* Supplied data *

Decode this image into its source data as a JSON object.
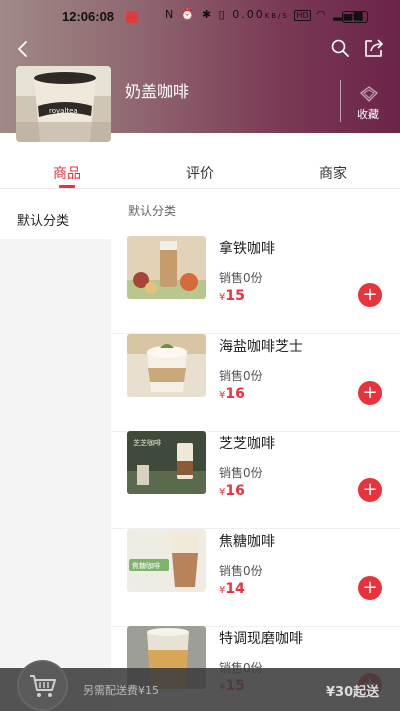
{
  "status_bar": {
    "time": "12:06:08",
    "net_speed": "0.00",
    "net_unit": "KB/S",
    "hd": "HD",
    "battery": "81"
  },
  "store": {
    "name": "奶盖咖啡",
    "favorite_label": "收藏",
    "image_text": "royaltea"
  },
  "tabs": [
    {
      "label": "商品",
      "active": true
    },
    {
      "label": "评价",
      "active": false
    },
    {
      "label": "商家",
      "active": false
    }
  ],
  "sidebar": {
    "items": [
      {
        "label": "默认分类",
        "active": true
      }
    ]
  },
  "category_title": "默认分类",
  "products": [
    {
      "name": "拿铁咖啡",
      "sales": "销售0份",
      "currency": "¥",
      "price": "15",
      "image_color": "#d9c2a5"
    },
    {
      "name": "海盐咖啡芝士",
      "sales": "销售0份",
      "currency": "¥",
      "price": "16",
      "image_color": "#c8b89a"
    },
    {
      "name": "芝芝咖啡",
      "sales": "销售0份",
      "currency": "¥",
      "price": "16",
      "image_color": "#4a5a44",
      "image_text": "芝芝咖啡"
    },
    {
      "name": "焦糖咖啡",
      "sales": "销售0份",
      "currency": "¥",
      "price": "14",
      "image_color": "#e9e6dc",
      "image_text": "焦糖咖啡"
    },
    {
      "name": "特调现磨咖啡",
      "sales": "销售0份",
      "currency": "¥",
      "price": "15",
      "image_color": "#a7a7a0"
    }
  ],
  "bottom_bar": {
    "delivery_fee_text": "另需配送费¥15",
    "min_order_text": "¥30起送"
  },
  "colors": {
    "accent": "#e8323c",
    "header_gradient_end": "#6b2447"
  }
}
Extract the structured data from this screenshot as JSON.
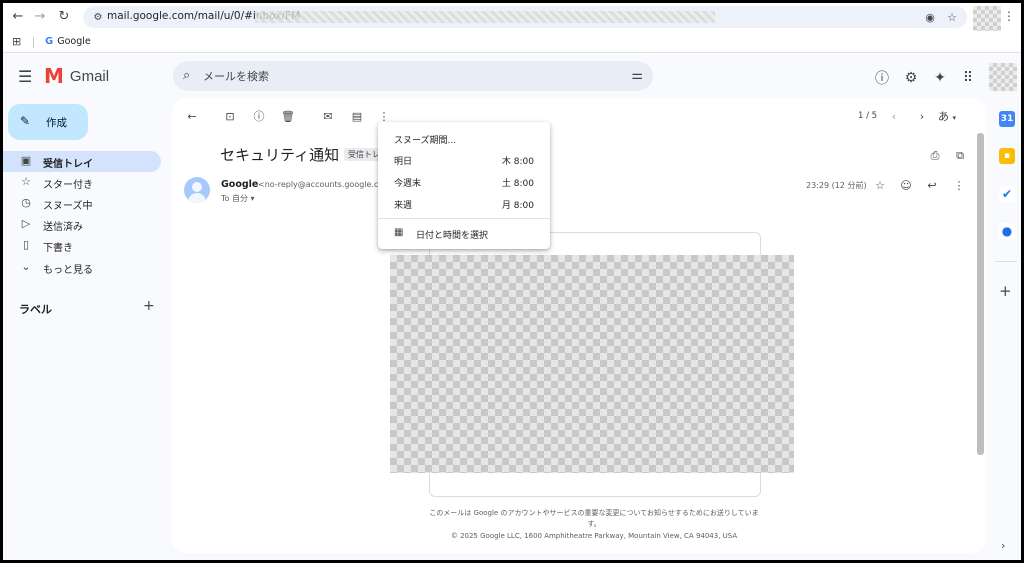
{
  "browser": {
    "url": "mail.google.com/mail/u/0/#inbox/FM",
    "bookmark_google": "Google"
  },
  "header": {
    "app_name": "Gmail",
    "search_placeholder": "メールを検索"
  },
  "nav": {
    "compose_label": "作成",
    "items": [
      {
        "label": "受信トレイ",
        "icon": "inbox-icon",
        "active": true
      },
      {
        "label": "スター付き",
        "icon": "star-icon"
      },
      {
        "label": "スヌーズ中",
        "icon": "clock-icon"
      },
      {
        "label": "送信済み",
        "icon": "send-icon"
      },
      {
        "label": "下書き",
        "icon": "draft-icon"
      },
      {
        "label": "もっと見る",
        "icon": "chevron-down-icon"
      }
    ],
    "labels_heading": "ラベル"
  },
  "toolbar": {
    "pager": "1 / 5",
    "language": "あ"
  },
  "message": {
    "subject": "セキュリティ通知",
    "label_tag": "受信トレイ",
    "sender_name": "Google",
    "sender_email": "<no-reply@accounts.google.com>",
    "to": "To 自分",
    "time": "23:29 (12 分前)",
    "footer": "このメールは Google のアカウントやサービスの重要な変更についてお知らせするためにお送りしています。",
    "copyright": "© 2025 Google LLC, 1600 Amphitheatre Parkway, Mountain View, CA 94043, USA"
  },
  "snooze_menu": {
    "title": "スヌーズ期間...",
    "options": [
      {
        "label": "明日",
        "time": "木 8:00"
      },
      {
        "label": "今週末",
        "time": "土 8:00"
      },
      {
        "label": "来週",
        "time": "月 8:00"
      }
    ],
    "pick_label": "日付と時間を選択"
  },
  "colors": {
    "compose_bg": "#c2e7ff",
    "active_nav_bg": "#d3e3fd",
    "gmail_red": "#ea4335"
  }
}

* Exercise brief *
Output each line of the listing above, word for word, from the one holding "Extract the structured" through the last line, both included; omit the pictures.

* The output *
Extract the structured data from this screenshot as JSON.
{
  "browser": {
    "url": "mail.google.com/mail/u/0/#inbox/FM",
    "bookmark_google": "Google"
  },
  "header": {
    "app_name": "Gmail",
    "search_placeholder": "メールを検索"
  },
  "nav": {
    "compose_label": "作成",
    "items": [
      {
        "label": "受信トレイ",
        "icon": "inbox-icon",
        "active": true
      },
      {
        "label": "スター付き",
        "icon": "star-icon"
      },
      {
        "label": "スヌーズ中",
        "icon": "clock-icon"
      },
      {
        "label": "送信済み",
        "icon": "send-icon"
      },
      {
        "label": "下書き",
        "icon": "draft-icon"
      },
      {
        "label": "もっと見る",
        "icon": "chevron-down-icon"
      }
    ],
    "labels_heading": "ラベル"
  },
  "toolbar": {
    "pager": "1 / 5",
    "language": "あ"
  },
  "message": {
    "subject": "セキュリティ通知",
    "label_tag": "受信トレイ",
    "sender_name": "Google",
    "sender_email": "<no-reply@accounts.google.com>",
    "to": "To 自分",
    "time": "23:29 (12 分前)",
    "footer": "このメールは Google のアカウントやサービスの重要な変更についてお知らせするためにお送りしています。",
    "copyright": "© 2025 Google LLC, 1600 Amphitheatre Parkway, Mountain View, CA 94043, USA"
  },
  "snooze_menu": {
    "title": "スヌーズ期間...",
    "options": [
      {
        "label": "明日",
        "time": "木 8:00"
      },
      {
        "label": "今週末",
        "time": "土 8:00"
      },
      {
        "label": "来週",
        "time": "月 8:00"
      }
    ],
    "pick_label": "日付と時間を選択"
  },
  "colors": {
    "compose_bg": "#c2e7ff",
    "active_nav_bg": "#d3e3fd",
    "gmail_red": "#ea4335"
  }
}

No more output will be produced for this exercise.